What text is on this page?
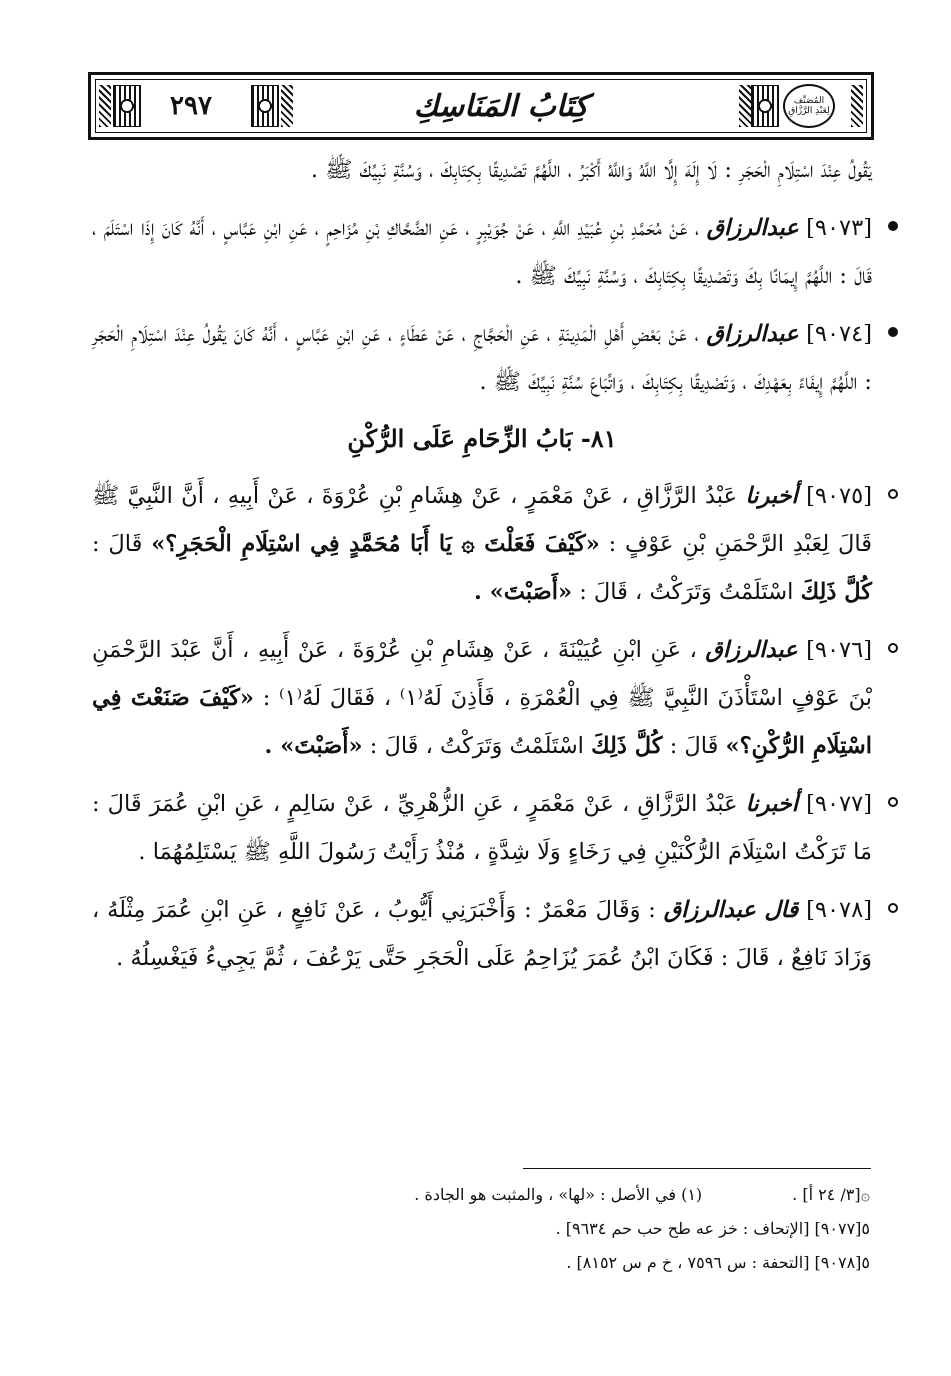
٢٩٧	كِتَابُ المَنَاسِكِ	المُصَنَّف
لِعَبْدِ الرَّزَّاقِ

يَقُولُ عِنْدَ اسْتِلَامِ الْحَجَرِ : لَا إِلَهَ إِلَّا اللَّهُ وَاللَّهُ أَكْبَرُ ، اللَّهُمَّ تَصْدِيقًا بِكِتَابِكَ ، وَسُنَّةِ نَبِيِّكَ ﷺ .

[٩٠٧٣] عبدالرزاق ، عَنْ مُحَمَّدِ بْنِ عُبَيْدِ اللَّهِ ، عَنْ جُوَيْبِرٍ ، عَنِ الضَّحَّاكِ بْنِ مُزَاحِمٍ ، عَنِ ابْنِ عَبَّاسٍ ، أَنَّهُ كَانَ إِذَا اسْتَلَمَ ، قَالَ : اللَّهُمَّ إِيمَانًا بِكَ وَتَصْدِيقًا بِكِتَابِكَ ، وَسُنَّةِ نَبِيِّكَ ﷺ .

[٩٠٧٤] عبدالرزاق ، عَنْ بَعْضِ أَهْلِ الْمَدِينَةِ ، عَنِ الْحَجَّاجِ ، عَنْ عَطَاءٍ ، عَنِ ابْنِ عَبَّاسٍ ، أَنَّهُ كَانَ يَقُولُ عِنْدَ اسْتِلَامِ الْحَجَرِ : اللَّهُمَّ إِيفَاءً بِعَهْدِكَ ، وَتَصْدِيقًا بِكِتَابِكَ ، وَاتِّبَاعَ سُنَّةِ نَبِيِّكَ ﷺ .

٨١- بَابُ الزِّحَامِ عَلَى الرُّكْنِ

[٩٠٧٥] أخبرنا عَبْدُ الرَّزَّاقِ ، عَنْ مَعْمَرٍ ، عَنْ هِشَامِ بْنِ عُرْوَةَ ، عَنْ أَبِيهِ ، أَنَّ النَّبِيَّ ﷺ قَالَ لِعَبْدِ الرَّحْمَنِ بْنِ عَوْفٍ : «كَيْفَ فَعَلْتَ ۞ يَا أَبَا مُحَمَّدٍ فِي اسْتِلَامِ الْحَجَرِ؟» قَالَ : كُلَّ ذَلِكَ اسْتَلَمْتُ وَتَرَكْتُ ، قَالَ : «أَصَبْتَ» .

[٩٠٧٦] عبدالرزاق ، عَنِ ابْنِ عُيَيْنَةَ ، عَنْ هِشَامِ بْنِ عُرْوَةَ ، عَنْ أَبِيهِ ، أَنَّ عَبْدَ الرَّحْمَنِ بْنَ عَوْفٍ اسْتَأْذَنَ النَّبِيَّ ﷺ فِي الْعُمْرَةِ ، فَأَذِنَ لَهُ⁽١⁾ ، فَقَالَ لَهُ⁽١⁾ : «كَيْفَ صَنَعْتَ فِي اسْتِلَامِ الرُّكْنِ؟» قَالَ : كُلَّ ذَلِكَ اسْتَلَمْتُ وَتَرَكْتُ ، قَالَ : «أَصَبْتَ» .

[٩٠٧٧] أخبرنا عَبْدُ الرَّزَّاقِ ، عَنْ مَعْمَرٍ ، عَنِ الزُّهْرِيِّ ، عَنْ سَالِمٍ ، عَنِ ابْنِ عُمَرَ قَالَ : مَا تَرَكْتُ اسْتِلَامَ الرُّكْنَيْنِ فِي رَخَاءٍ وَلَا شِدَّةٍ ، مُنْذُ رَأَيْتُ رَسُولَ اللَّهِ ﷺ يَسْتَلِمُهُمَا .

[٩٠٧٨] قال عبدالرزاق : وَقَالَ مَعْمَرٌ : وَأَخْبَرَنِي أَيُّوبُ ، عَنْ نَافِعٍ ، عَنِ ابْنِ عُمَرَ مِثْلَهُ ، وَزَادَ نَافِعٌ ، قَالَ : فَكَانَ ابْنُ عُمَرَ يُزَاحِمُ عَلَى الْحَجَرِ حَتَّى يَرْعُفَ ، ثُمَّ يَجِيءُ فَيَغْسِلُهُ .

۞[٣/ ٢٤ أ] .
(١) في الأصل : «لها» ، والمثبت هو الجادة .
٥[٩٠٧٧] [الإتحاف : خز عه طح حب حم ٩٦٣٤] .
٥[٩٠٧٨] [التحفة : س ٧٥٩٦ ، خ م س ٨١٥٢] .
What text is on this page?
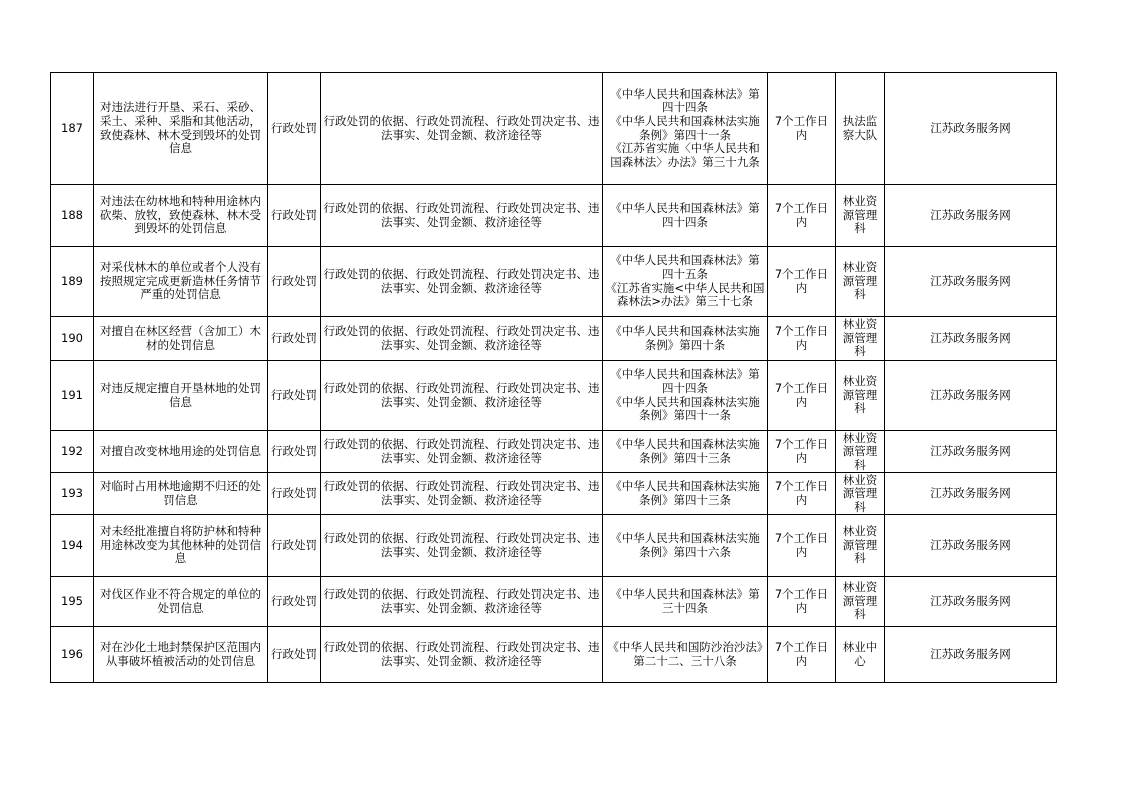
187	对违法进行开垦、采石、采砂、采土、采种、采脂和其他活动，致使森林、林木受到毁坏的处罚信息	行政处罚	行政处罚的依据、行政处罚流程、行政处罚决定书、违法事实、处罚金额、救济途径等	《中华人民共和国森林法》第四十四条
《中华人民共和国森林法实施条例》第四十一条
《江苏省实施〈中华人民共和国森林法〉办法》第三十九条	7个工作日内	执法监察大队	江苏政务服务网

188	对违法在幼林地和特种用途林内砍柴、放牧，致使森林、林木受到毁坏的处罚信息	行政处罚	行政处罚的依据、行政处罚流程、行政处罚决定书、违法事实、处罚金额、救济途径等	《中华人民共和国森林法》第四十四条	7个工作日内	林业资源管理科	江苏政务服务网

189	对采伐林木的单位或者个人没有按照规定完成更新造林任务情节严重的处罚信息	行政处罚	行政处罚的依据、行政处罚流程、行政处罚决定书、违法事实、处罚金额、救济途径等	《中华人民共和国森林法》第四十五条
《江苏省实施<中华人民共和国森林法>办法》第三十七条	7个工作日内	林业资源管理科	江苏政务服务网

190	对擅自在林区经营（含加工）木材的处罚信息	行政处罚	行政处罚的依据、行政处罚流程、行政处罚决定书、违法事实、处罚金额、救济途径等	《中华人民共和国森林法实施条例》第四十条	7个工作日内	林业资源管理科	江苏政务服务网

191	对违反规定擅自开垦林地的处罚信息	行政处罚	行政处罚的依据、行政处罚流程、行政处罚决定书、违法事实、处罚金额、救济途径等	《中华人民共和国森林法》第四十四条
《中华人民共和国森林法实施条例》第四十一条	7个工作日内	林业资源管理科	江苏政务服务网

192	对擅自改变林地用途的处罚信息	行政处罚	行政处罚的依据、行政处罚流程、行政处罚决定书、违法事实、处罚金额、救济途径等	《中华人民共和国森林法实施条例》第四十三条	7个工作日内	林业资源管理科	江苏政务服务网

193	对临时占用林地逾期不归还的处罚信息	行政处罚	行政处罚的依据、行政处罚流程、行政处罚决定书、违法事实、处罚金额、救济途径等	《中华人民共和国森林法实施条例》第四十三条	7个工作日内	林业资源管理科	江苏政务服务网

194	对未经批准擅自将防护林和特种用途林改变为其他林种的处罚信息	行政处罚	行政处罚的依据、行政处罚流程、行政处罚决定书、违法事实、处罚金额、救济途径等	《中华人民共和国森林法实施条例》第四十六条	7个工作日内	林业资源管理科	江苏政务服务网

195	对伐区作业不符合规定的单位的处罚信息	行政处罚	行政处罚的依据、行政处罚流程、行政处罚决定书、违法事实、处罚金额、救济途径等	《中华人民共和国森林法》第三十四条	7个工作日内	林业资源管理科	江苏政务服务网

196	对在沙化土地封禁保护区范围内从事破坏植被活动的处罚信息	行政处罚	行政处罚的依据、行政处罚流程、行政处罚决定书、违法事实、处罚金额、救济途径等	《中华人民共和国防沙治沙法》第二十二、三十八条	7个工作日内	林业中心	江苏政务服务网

Work required: Select every line above that contains the word "林木受到毁坏的处罚信息", and copy it.

Written response:
187	对违法进行开垦、采石、采砂、采土、采种、采脂和其他活动，致使森林、林木受到毁坏的处罚信息	行政处罚	行政处罚的依据、行政处罚流程、行政处罚决定书、违法事实、处罚金额、救济途径等	《中华人民共和国森林法》第四十四条
188	对违法在幼林地和特种用途林内砍柴、放牧，致使森林、林木受到毁坏的处罚信息	行政处罚	行政处罚的依据、行政处罚流程、行政处罚决定书、违法事实、处罚金额、救济途径等	《中华人民共和国森林法》第四十四条	7个工作日内	林业资源管理科	江苏政务服务网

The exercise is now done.